_Task to complete_
Repeat the listing in full, exactly as it stands.

-- start --

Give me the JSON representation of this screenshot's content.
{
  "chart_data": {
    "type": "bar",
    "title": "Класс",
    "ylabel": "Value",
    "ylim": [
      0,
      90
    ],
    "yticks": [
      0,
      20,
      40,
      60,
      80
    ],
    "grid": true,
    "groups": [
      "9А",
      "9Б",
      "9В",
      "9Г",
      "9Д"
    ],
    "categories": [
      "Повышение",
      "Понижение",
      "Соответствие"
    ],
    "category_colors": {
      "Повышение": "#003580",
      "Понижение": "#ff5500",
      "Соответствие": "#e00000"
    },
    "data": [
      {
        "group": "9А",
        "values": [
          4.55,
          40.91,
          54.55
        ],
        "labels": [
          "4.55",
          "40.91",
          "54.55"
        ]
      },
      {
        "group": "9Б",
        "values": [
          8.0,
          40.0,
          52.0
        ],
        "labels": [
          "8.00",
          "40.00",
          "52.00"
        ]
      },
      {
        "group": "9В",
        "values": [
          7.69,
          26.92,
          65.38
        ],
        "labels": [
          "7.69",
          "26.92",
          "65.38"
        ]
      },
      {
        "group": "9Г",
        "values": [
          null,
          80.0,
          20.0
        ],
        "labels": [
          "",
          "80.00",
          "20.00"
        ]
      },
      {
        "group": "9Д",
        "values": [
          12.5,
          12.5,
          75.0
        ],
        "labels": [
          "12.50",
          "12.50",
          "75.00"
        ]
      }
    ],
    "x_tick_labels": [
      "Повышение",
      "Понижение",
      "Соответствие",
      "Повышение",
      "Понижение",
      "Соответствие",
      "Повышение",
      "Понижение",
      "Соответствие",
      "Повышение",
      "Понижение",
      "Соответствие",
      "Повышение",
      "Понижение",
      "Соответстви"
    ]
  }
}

-- end --

_Final result_
Give me the JSON representation of this screenshot's content.
{
  "chart_data": {
    "type": "bar",
    "title": "Класс",
    "ylabel": "Value",
    "ylim": [
      0,
      90
    ],
    "yticks": [
      0,
      20,
      40,
      60,
      80
    ],
    "grid": true,
    "groups": [
      "9А",
      "9Б",
      "9В",
      "9Г",
      "9Д"
    ],
    "categories": [
      "Повышение",
      "Понижение",
      "Соответствие"
    ],
    "category_colors": {
      "Повышение": "#003580",
      "Понижение": "#ff5500",
      "Соответствие": "#e00000"
    },
    "data": [
      {
        "group": "9А",
        "values": [
          4.55,
          40.91,
          54.55
        ],
        "labels": [
          "4.55",
          "40.91",
          "54.55"
        ]
      },
      {
        "group": "9Б",
        "values": [
          8.0,
          40.0,
          52.0
        ],
        "labels": [
          "8.00",
          "40.00",
          "52.00"
        ]
      },
      {
        "group": "9В",
        "values": [
          7.69,
          26.92,
          65.38
        ],
        "labels": [
          "7.69",
          "26.92",
          "65.38"
        ]
      },
      {
        "group": "9Г",
        "values": [
          null,
          80.0,
          20.0
        ],
        "labels": [
          "",
          "80.00",
          "20.00"
        ]
      },
      {
        "group": "9Д",
        "values": [
          12.5,
          12.5,
          75.0
        ],
        "labels": [
          "12.50",
          "12.50",
          "75.00"
        ]
      }
    ],
    "x_tick_labels": [
      "Повышение",
      "Понижение",
      "Соответствие",
      "Повышение",
      "Понижение",
      "Соответствие",
      "Повышение",
      "Понижение",
      "Соответствие",
      "Повышение",
      "Понижение",
      "Соответствие",
      "Повышение",
      "Понижение",
      "Соответстви"
    ]
  }
}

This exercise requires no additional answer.